— Given exercise —
Copy out each line of the listing that has the word "JSON" in it.

— The data —
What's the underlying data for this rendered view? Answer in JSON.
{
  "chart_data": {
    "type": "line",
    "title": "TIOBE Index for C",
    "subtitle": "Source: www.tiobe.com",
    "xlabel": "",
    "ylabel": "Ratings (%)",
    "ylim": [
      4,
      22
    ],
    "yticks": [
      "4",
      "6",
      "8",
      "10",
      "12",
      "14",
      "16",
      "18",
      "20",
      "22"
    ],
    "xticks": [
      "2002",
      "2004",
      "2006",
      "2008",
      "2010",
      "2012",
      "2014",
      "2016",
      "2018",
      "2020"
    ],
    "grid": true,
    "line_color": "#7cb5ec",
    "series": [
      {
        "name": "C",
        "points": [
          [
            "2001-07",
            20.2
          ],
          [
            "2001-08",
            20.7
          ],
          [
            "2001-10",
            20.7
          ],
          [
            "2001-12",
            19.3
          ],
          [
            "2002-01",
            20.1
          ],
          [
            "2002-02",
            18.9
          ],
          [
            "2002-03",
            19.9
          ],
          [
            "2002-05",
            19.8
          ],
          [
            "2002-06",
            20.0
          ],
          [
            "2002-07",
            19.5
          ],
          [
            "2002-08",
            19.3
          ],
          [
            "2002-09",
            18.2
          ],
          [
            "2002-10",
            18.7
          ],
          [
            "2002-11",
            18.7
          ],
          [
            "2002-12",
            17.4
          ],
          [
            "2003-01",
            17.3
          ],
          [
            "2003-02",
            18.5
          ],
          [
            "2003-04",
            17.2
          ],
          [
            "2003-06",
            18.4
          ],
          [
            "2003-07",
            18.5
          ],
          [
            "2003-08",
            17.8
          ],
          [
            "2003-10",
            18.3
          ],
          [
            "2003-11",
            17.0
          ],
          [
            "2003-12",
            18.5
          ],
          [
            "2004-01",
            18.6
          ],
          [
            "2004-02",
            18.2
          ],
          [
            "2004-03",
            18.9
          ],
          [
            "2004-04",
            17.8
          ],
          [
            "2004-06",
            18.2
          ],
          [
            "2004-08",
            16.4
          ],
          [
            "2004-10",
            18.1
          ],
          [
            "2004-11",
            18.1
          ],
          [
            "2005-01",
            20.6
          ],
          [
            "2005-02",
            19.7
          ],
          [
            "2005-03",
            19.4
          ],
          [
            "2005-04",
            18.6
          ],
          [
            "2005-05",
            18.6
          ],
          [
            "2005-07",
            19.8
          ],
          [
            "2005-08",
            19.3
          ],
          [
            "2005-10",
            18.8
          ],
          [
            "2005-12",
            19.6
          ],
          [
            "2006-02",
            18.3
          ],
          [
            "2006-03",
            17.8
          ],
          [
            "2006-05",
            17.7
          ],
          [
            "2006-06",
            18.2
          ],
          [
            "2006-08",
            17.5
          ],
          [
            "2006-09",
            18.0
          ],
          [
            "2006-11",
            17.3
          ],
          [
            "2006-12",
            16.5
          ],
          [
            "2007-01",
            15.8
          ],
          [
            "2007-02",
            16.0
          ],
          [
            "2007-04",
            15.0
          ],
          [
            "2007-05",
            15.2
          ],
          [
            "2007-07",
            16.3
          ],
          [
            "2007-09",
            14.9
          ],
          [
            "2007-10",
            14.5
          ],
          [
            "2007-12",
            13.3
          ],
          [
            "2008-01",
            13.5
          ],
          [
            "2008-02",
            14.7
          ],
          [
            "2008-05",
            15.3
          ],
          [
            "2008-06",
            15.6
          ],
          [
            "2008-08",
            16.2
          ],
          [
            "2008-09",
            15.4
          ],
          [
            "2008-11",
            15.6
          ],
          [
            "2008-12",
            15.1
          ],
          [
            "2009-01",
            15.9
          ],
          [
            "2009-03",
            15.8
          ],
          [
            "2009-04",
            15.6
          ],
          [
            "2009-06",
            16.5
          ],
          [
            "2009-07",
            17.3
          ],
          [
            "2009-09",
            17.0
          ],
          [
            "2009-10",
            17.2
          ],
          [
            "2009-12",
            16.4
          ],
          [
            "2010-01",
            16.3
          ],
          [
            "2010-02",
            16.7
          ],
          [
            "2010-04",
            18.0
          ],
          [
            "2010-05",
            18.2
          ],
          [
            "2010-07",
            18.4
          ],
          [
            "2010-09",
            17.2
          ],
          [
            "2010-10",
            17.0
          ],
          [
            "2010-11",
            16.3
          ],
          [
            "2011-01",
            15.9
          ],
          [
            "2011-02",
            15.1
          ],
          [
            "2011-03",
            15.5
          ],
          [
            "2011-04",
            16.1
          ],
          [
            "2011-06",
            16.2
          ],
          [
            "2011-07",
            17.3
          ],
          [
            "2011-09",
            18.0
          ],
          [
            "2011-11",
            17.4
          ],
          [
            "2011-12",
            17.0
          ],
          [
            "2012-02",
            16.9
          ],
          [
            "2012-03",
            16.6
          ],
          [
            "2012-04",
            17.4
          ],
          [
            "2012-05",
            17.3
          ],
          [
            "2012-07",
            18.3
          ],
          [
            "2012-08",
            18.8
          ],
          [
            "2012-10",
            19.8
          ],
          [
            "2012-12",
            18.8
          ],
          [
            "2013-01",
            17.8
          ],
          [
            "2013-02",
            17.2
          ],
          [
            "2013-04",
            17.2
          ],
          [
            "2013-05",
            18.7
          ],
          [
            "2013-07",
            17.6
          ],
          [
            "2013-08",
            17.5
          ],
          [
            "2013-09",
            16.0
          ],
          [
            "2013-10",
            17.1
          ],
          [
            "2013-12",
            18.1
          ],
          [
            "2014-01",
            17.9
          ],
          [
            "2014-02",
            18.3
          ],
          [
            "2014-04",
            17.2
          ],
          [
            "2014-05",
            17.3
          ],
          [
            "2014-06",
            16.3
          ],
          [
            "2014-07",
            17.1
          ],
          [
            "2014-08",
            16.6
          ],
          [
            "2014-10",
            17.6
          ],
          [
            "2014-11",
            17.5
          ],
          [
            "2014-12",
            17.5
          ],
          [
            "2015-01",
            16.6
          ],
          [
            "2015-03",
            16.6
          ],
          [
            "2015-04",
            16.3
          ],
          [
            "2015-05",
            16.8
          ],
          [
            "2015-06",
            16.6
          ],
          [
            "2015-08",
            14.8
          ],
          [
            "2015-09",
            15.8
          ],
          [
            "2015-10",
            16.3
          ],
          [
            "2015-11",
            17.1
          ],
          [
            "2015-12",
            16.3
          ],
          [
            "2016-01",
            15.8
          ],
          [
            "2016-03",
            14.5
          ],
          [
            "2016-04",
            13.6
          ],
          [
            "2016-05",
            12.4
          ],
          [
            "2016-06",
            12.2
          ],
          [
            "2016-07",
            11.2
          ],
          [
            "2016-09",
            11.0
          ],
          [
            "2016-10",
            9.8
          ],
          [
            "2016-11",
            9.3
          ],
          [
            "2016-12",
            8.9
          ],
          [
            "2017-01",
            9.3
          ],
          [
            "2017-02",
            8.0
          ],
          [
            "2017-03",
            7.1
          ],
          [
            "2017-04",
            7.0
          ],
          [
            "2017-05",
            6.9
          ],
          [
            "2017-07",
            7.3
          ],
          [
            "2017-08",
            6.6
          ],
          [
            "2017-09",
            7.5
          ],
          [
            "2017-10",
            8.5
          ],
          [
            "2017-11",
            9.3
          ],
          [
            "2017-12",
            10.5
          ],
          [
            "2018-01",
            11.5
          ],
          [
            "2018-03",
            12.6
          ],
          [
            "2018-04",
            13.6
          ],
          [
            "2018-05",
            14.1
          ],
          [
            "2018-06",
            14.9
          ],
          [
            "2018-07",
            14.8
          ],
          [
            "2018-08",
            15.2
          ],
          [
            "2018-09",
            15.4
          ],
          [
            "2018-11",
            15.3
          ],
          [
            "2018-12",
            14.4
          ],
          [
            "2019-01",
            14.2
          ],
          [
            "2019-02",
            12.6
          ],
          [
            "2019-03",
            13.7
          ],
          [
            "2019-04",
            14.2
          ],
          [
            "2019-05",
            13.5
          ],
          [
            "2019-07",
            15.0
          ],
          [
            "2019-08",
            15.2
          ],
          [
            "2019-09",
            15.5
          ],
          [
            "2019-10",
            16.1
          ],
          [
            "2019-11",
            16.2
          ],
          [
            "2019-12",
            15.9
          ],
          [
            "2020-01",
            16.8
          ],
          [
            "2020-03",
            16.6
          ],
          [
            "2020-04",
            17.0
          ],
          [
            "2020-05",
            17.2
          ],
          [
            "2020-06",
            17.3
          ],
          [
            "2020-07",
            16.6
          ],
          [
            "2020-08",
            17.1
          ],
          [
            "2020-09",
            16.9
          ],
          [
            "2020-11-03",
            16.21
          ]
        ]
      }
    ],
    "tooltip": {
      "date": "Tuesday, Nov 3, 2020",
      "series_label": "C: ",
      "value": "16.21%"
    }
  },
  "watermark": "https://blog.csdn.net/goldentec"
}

...

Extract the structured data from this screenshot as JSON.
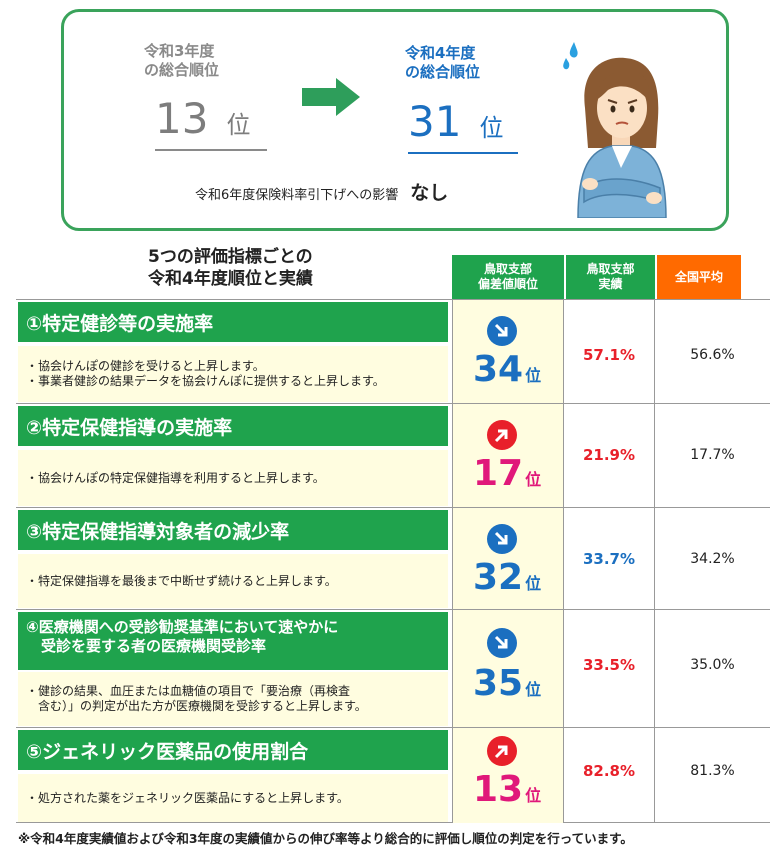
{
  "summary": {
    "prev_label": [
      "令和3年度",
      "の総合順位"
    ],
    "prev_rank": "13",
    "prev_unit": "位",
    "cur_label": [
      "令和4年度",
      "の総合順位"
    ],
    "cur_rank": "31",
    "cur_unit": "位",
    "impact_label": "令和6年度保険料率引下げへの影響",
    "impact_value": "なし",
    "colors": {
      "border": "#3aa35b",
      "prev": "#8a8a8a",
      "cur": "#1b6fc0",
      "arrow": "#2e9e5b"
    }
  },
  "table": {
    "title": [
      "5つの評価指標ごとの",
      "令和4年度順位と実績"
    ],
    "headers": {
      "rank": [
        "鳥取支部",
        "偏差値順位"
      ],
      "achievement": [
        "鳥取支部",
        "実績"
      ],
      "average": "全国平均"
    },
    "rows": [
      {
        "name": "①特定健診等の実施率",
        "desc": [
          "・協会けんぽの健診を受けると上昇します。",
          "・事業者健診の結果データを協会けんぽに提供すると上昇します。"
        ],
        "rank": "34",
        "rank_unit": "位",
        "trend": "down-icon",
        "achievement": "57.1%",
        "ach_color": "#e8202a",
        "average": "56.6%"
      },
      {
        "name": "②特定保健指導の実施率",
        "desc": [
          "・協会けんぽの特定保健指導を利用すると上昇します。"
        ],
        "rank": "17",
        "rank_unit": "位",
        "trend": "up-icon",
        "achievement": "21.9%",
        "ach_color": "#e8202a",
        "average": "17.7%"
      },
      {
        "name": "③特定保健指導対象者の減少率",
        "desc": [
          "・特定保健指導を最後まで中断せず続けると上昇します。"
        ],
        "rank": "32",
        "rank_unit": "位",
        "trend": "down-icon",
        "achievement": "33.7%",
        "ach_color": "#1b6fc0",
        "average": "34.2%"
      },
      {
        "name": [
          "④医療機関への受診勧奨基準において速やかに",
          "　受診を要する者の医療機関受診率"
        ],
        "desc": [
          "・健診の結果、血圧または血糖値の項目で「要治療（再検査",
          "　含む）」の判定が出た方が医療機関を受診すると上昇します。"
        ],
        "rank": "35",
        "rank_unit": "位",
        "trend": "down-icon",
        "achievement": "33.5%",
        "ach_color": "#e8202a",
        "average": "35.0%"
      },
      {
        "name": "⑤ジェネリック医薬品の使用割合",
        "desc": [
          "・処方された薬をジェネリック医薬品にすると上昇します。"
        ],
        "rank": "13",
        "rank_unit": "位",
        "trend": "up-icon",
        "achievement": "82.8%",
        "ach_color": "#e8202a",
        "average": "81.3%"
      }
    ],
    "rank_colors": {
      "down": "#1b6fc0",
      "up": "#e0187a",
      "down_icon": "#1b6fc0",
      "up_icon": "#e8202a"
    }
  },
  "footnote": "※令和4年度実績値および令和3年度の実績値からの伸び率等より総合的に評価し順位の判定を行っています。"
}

— Full solution —
What's the underlying data for this rendered view? Answer in JSON.
Extract the structured data from this screenshot as JSON.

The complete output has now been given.